> [Directions for this task]:
Return all the data, word for word.

> [Source records]:
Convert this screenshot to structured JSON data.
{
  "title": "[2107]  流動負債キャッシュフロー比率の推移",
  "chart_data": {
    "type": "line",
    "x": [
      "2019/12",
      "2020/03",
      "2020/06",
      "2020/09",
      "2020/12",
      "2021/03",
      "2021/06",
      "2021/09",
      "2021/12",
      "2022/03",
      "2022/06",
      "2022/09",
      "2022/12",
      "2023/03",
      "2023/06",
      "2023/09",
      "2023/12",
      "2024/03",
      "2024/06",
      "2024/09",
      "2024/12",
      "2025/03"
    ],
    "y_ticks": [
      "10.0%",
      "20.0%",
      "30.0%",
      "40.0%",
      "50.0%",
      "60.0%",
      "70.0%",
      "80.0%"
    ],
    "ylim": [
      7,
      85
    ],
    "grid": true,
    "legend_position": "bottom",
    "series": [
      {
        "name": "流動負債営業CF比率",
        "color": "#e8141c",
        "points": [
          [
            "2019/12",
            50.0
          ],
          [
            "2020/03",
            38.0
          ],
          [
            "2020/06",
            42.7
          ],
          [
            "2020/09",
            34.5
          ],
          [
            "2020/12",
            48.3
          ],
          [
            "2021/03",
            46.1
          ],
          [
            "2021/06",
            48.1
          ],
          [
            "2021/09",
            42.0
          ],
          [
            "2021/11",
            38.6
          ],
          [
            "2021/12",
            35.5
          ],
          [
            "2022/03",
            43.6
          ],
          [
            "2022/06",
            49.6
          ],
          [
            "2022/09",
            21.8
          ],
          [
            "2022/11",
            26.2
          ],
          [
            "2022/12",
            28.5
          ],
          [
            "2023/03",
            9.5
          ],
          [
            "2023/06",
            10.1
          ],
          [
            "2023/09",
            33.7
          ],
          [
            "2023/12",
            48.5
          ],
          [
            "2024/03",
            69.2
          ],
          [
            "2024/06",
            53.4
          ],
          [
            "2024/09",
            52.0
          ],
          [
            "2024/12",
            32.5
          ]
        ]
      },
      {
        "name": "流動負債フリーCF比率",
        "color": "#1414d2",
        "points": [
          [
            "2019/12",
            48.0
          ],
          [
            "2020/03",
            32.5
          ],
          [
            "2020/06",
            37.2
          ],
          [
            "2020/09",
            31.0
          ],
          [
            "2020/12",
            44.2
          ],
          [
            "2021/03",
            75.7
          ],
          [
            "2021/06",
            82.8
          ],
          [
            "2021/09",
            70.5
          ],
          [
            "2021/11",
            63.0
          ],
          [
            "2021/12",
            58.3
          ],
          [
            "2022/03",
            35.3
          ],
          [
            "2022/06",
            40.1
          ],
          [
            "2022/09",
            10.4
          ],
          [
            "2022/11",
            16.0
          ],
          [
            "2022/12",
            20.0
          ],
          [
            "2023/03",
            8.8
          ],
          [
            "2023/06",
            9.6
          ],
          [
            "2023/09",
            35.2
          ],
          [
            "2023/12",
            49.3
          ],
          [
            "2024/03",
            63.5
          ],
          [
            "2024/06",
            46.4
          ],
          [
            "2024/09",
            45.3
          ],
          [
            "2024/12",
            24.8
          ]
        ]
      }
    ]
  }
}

> [Output for this exercise]:
Convert this screenshot to structured JSON data.
{
  "title": "[2107]  流動負債キャッシュフロー比率の推移",
  "chart_data": {
    "type": "line",
    "x": [
      "2019/12",
      "2020/03",
      "2020/06",
      "2020/09",
      "2020/12",
      "2021/03",
      "2021/06",
      "2021/09",
      "2021/12",
      "2022/03",
      "2022/06",
      "2022/09",
      "2022/12",
      "2023/03",
      "2023/06",
      "2023/09",
      "2023/12",
      "2024/03",
      "2024/06",
      "2024/09",
      "2024/12",
      "2025/03"
    ],
    "y_ticks": [
      "10.0%",
      "20.0%",
      "30.0%",
      "40.0%",
      "50.0%",
      "60.0%",
      "70.0%",
      "80.0%"
    ],
    "ylim": [
      7,
      85
    ],
    "grid": true,
    "legend_position": "bottom",
    "series": [
      {
        "name": "流動負債営業CF比率",
        "color": "#e8141c",
        "points": [
          [
            "2019/12",
            50.0
          ],
          [
            "2020/03",
            38.0
          ],
          [
            "2020/06",
            42.7
          ],
          [
            "2020/09",
            34.5
          ],
          [
            "2020/12",
            48.3
          ],
          [
            "2021/03",
            46.1
          ],
          [
            "2021/06",
            48.1
          ],
          [
            "2021/09",
            42.0
          ],
          [
            "2021/11",
            38.6
          ],
          [
            "2021/12",
            35.5
          ],
          [
            "2022/03",
            43.6
          ],
          [
            "2022/06",
            49.6
          ],
          [
            "2022/09",
            21.8
          ],
          [
            "2022/11",
            26.2
          ],
          [
            "2022/12",
            28.5
          ],
          [
            "2023/03",
            9.5
          ],
          [
            "2023/06",
            10.1
          ],
          [
            "2023/09",
            33.7
          ],
          [
            "2023/12",
            48.5
          ],
          [
            "2024/03",
            69.2
          ],
          [
            "2024/06",
            53.4
          ],
          [
            "2024/09",
            52.0
          ],
          [
            "2024/12",
            32.5
          ]
        ]
      },
      {
        "name": "流動負債フリーCF比率",
        "color": "#1414d2",
        "points": [
          [
            "2019/12",
            48.0
          ],
          [
            "2020/03",
            32.5
          ],
          [
            "2020/06",
            37.2
          ],
          [
            "2020/09",
            31.0
          ],
          [
            "2020/12",
            44.2
          ],
          [
            "2021/03",
            75.7
          ],
          [
            "2021/06",
            82.8
          ],
          [
            "2021/09",
            70.5
          ],
          [
            "2021/11",
            63.0
          ],
          [
            "2021/12",
            58.3
          ],
          [
            "2022/03",
            35.3
          ],
          [
            "2022/06",
            40.1
          ],
          [
            "2022/09",
            10.4
          ],
          [
            "2022/11",
            16.0
          ],
          [
            "2022/12",
            20.0
          ],
          [
            "2023/03",
            8.8
          ],
          [
            "2023/06",
            9.6
          ],
          [
            "2023/09",
            35.2
          ],
          [
            "2023/12",
            49.3
          ],
          [
            "2024/03",
            63.5
          ],
          [
            "2024/06",
            46.4
          ],
          [
            "2024/09",
            45.3
          ],
          [
            "2024/12",
            24.8
          ]
        ]
      }
    ]
  }
}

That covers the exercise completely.